▶ _Task description_:
Which lines hold the word "color"? Show each of them.

▶ _Data supplied_:
···
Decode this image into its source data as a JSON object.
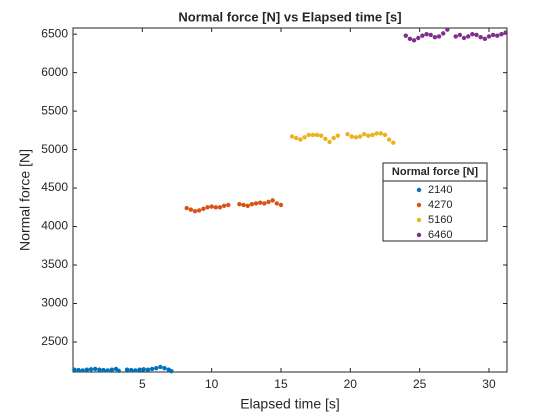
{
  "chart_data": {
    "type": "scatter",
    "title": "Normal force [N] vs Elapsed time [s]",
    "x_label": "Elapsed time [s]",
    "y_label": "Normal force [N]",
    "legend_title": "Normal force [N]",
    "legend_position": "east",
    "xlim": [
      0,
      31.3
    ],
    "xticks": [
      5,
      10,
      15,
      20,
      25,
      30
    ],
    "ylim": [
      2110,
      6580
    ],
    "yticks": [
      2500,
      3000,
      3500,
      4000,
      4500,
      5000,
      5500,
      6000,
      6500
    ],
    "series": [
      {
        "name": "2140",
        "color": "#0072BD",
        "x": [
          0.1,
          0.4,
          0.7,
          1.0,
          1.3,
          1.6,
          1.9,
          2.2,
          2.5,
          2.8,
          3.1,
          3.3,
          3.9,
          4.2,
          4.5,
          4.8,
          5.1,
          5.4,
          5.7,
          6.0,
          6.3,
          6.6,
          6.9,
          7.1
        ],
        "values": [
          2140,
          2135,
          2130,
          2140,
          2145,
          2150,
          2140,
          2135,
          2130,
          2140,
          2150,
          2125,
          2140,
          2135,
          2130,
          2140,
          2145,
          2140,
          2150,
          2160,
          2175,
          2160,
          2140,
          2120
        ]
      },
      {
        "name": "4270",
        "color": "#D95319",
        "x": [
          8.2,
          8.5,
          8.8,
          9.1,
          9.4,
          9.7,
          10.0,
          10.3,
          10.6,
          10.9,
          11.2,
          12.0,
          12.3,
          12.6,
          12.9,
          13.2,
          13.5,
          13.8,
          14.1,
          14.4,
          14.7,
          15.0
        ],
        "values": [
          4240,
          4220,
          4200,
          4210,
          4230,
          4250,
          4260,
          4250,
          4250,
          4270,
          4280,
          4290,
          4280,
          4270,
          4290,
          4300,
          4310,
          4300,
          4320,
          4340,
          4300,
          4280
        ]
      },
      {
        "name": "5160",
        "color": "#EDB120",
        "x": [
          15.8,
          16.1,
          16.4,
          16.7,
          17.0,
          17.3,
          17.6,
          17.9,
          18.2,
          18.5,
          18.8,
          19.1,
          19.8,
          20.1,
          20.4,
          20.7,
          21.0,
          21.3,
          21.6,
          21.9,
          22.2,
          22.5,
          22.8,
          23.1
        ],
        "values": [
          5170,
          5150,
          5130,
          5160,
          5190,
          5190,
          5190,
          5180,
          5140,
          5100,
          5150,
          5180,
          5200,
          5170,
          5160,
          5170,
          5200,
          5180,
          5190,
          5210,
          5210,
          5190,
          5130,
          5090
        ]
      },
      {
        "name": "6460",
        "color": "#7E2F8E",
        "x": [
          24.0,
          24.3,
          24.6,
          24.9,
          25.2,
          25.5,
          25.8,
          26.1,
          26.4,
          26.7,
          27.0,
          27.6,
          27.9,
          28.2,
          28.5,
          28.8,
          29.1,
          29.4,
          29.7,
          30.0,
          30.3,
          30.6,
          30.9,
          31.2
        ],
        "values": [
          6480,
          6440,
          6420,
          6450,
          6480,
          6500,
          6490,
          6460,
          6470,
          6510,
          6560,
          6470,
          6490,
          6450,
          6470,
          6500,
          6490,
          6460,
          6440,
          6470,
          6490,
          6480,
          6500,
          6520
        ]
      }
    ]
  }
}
···
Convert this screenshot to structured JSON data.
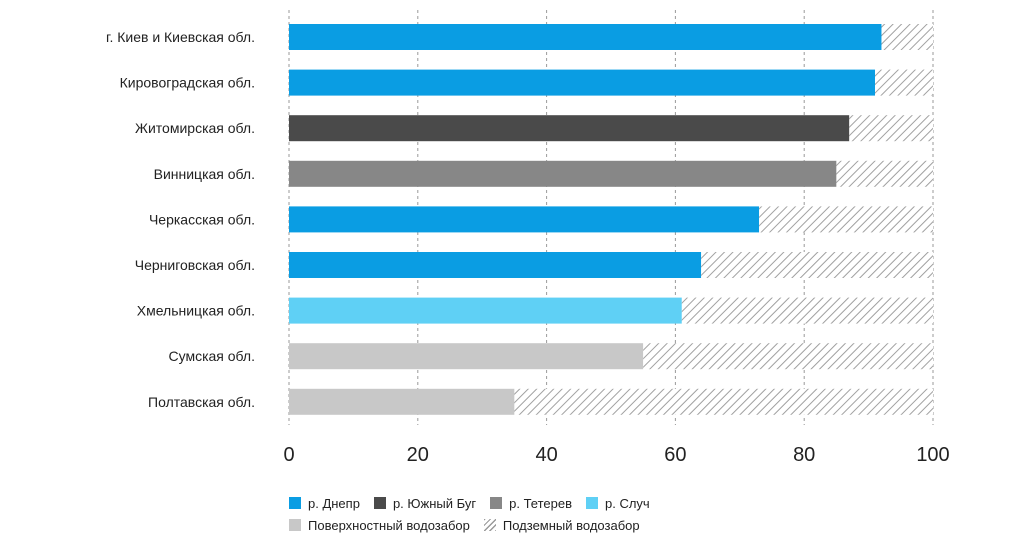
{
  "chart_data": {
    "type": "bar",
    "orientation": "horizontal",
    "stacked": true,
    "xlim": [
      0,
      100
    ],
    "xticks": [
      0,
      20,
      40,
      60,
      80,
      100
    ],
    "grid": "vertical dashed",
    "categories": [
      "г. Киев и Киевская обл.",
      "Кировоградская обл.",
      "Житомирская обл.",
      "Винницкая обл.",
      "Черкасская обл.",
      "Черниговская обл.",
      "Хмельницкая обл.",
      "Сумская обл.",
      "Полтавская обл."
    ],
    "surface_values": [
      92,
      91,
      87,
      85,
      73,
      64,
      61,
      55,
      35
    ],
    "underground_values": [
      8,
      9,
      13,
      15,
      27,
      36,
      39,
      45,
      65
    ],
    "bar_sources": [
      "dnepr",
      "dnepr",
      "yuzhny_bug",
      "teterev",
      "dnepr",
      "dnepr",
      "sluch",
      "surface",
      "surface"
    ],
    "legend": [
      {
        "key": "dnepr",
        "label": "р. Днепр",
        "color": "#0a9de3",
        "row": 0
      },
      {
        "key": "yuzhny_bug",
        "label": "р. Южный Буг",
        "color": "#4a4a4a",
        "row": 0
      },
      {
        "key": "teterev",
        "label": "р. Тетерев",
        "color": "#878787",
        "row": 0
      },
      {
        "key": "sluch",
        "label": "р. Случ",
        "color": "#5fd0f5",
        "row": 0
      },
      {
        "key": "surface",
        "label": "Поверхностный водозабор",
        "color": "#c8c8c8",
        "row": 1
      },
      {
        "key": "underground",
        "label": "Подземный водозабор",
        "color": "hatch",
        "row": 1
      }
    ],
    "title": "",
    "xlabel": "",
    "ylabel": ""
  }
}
···
▶ _Result of this task_:
        "color": "#0072BD",
        "color": "#D95319",
        "color": "#EDB120",
        "color": "#7E2F8E",
        "color": "#0a9de3",
        "color": "#4a4a4a",
        "color": "#878787",
        "color": "#5fd0f5",
        "color": "#c8c8c8",
        "color": "hatch",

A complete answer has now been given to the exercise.